● **Instructions for the task**
Copy out, from the entries below, each line holding the string "time".

● **Supplied data**
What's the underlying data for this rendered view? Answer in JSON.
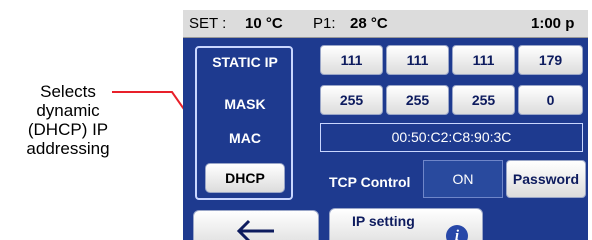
{
  "callout": {
    "lines": [
      "Selects",
      "dynamic",
      "(DHCP) IP",
      "addressing"
    ]
  },
  "status": {
    "set_label": "SET :",
    "set_value": "10 °C",
    "p1_label": "P1:",
    "p1_value": "28 °C",
    "time": "1:00 p"
  },
  "labels": {
    "static_ip": "STATIC IP",
    "mask": "MASK",
    "mac": "MAC"
  },
  "ip": [
    "111",
    "111",
    "111",
    "179"
  ],
  "mask": [
    "255",
    "255",
    "255",
    "0"
  ],
  "mac": "00:50:C2:C8:90:3C",
  "dhcp_button": "DHCP",
  "tcp": {
    "label": "TCP Control",
    "state": "ON"
  },
  "password_button": "Password",
  "nav": {
    "back_icon": "back-arrow-icon",
    "ip_setting": "IP setting",
    "info_icon": "info-icon",
    "info_glyph": "i"
  },
  "colors": {
    "panel": "#1e3a8f",
    "callout_line": "#e8202a"
  }
}
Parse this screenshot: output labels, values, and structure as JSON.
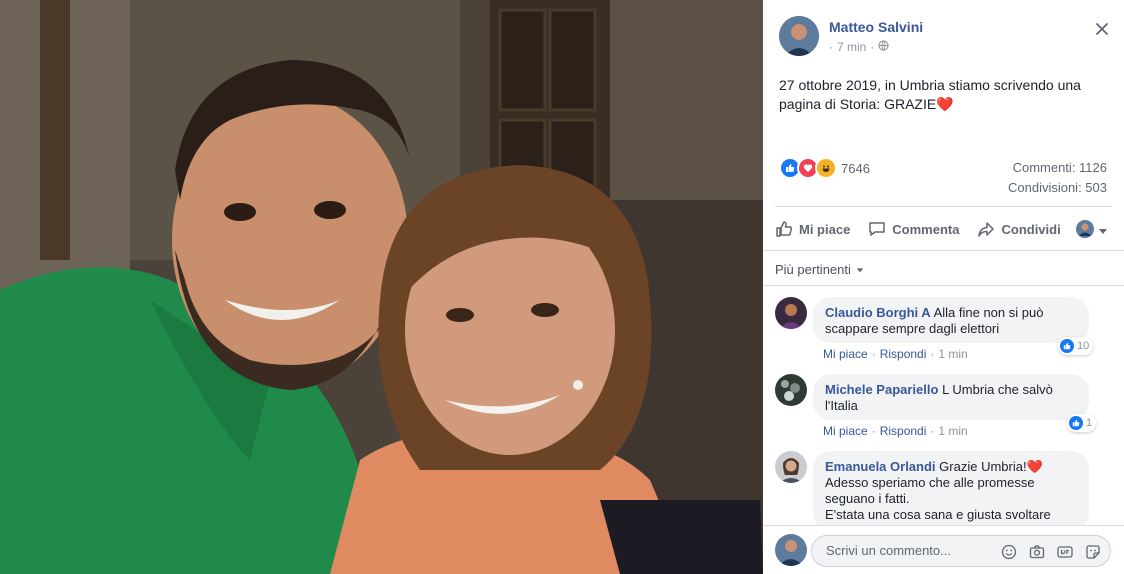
{
  "post": {
    "author": "Matteo Salvini",
    "time": "7 min",
    "text_main": "27 ottobre 2019, in Umbria stiamo scrivendo una pagina di Storia: GRAZIE",
    "text_emoji": "❤️"
  },
  "stats": {
    "reaction_count": "7646",
    "comments": "Commenti: 1126",
    "shares": "Condivisioni: 503"
  },
  "actions": {
    "like": "Mi piace",
    "comment": "Commenta",
    "share": "Condividi"
  },
  "sort_label": "Più pertinenti",
  "comments": [
    {
      "name": "Claudio Borghi A",
      "text": "Alla fine non si può scappare sempre dagli elettori",
      "like": "Mi piace",
      "reply": "Rispondi",
      "time": "1 min",
      "reactions": "10"
    },
    {
      "name": "Michele Papariello",
      "text": "L Umbria che salvò l'Italia",
      "like": "Mi piace",
      "reply": "Rispondi",
      "time": "1 min",
      "reactions": "1"
    },
    {
      "name": "Emanuela Orlandi",
      "text_line1": "Grazie Umbria!",
      "emoji": "❤️",
      "text_line2": "Adesso speriamo che alle promesse seguano i fatti.",
      "text_line3": "E'stata una cosa sana e giusta svoltare"
    }
  ],
  "composer": {
    "placeholder": "Scrivi un commento..."
  },
  "colors": {
    "link": "#385898",
    "like_blue": "#1877f2",
    "love_red": "#f33e58",
    "haha_yellow": "#f7b125"
  }
}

● **Completed task**
    "time": "1:00 p"
    "time": "7 min",
      "time": "1 min",
      "time": "1 min",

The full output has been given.